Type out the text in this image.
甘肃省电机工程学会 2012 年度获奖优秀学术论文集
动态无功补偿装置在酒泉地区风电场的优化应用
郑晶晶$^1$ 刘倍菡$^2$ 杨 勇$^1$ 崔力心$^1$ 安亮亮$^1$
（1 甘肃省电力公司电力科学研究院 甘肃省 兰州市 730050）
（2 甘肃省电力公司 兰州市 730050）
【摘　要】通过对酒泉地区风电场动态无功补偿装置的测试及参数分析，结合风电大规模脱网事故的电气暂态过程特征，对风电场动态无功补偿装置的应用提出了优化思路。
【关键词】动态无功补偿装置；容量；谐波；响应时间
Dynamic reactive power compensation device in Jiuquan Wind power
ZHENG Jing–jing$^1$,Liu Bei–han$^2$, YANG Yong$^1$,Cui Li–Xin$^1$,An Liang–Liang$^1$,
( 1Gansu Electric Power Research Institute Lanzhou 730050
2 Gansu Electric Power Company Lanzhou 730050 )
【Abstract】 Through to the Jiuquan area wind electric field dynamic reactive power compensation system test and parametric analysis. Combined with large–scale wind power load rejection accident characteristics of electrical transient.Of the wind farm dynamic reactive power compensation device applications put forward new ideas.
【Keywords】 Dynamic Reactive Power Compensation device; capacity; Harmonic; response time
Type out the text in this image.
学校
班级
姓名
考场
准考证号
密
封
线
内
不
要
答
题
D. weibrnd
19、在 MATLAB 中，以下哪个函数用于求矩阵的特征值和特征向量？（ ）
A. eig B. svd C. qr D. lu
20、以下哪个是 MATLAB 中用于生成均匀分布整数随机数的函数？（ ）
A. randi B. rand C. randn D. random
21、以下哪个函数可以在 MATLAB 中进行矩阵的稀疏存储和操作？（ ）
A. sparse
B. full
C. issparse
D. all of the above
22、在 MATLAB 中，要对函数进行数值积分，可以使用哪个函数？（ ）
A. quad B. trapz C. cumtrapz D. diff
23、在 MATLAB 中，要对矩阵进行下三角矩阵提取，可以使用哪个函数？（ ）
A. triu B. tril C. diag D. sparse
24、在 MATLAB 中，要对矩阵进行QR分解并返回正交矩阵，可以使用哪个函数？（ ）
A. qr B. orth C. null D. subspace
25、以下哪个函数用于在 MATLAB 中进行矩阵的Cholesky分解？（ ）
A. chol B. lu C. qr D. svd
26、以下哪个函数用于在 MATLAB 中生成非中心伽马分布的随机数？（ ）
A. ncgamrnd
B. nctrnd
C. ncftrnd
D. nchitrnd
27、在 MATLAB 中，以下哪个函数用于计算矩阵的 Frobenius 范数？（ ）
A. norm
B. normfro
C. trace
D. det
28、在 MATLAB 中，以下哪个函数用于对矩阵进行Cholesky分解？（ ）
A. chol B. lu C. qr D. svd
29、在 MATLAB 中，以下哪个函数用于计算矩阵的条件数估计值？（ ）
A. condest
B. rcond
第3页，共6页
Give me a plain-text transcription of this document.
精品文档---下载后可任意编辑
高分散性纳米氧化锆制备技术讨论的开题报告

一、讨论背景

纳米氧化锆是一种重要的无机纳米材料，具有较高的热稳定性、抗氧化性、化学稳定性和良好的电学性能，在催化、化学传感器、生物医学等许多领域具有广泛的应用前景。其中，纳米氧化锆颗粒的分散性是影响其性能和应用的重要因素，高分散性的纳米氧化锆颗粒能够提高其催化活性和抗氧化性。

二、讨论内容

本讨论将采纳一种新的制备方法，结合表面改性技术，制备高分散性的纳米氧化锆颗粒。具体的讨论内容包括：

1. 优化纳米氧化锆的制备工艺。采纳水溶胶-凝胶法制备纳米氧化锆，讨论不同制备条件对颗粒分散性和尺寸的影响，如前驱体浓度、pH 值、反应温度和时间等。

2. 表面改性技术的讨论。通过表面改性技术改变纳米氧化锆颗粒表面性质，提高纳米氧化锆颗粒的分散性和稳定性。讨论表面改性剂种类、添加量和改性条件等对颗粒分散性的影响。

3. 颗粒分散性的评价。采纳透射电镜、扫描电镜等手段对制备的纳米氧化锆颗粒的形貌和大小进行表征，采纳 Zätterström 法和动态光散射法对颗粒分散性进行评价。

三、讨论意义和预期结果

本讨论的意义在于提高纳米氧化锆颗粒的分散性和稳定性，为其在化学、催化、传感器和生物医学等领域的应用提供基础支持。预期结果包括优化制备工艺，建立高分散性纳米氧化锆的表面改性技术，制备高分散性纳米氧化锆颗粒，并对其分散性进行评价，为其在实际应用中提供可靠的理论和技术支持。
#####
Write out the full listing exactly as given.

• [SOLUTION]:
Type out the text in this image.
甘肃省电机工程学会 2012 年度获奖优秀学术论文集
动态无功补偿装置在酒泉地区风电场的优化应用
郑晶晶$^1$ 刘倍菡$^2$ 杨 勇$^1$ 崔力心$^1$ 安亮亮$^1$
（1 甘肃省电力公司电力科学研究院 甘肃省 兰州市 730050）
（2 甘肃省电力公司 兰州市 730050）
【摘　要】通过对酒泉地区风电场动态无功补偿装置的测试及参数分析，结合风电大规模脱网事故的电气暂态过程特征，对风电场动态无功补偿装置的应用提出了优化思路。
【关键词】动态无功补偿装置；容量；谐波；响应时间
Dynamic reactive power compensation device in Jiuquan Wind power
ZHENG Jing–jing$^1$,Liu Bei–han$^2$, YANG Yong$^1$,Cui Li–Xin$^1$,An Liang–Liang$^1$,
( 1Gansu Electric Power Research Institute Lanzhou 730050
2 Gansu Electric Power Company Lanzhou 730050 )
【Abstract】 Through to the Jiuquan area wind electric field dynamic reactive power compensation system test and parametric analysis. Combined with large–scale wind power load rejection accident characteristics of electrical transient.Of the wind farm dynamic reactive power compensation device applications put forward new ideas.
【Keywords】 Dynamic Reactive Power Compensation device; capacity; Harmonic; response time
Type out the text in this image.
学校
班级
姓名
考场
准考证号
密
封
线
内
不
要
答
题
D. weibrnd
19、在 MATLAB 中，以下哪个函数用于求矩阵的特征值和特征向量？（ ）
A. eig B. svd C. qr D. lu
20、以下哪个是 MATLAB 中用于生成均匀分布整数随机数的函数？（ ）
A. randi B. rand C. randn D. random
21、以下哪个函数可以在 MATLAB 中进行矩阵的稀疏存储和操作？（ ）
A. sparse
B. full
C. issparse
D. all of the above
22、在 MATLAB 中，要对函数进行数值积分，可以使用哪个函数？（ ）
A. quad B. trapz C. cumtrapz D. diff
23、在 MATLAB 中，要对矩阵进行下三角矩阵提取，可以使用哪个函数？（ ）
A. triu B. tril C. diag D. sparse
24、在 MATLAB 中，要对矩阵进行QR分解并返回正交矩阵，可以使用哪个函数？（ ）
A. qr B. orth C. null D. subspace
25、以下哪个函数用于在 MATLAB 中进行矩阵的Cholesky分解？（ ）
A. chol B. lu C. qr D. svd
26、以下哪个函数用于在 MATLAB 中生成非中心伽马分布的随机数？（ ）
A. ncgamrnd
B. nctrnd
C. ncftrnd
D. nchitrnd
27、在 MATLAB 中，以下哪个函数用于计算矩阵的 Frobenius 范数？（ ）
A. norm
B. normfro
C. trace
D. det
28、在 MATLAB 中，以下哪个函数用于对矩阵进行Cholesky分解？（ ）
A. chol B. lu C. qr D. svd
29、在 MATLAB 中，以下哪个函数用于计算矩阵的条件数估计值？（ ）
A. condest
B. rcond
第3页，共6页
Give me a plain-text transcription of this document.
精品文档---下载后可任意编辑
高分散性纳米氧化锆制备技术讨论的开题报告

一、讨论背景

纳米氧化锆是一种重要的无机纳米材料，具有较高的热稳定性、抗氧化性、化学稳定性和良好的电学性能，在催化、化学传感器、生物医学等许多领域具有广泛的应用前景。其中，纳米氧化锆颗粒的分散性是影响其性能和应用的重要因素，高分散性的纳米氧化锆颗粒能够提高其催化活性和抗氧化性。

二、讨论内容

本讨论将采纳一种新的制备方法，结合表面改性技术，制备高分散性的纳米氧化锆颗粒。具体的讨论内容包括：

1. 优化纳米氧化锆的制备工艺。采纳水溶胶-凝胶法制备纳米氧化锆，讨论不同制备条件对颗粒分散性和尺寸的影响，如前驱体浓度、pH 值、反应温度和时间等。

2. 表面改性技术的讨论。通过表面改性技术改变纳米氧化锆颗粒表面性质，提高纳米氧化锆颗粒的分散性和稳定性。讨论表面改性剂种类、添加量和改性条件等对颗粒分散性的影响。

3. 颗粒分散性的评价。采纳透射电镜、扫描电镜等手段对制备的纳米氧化锆颗粒的形貌和大小进行表征，采纳 Zätterström 法和动态光散射法对颗粒分散性进行评价。

三、讨论意义和预期结果

本讨论的意义在于提高纳米氧化锆颗粒的分散性和稳定性，为其在化学、催化、传感器和生物医学等领域的应用提供基础支持。预期结果包括优化制备工艺，建立高分散性纳米氧化锆的表面改性技术，制备高分散性纳米氧化锆颗粒，并对其分散性进行评价，为其在实际应用中提供可靠的理论和技术支持。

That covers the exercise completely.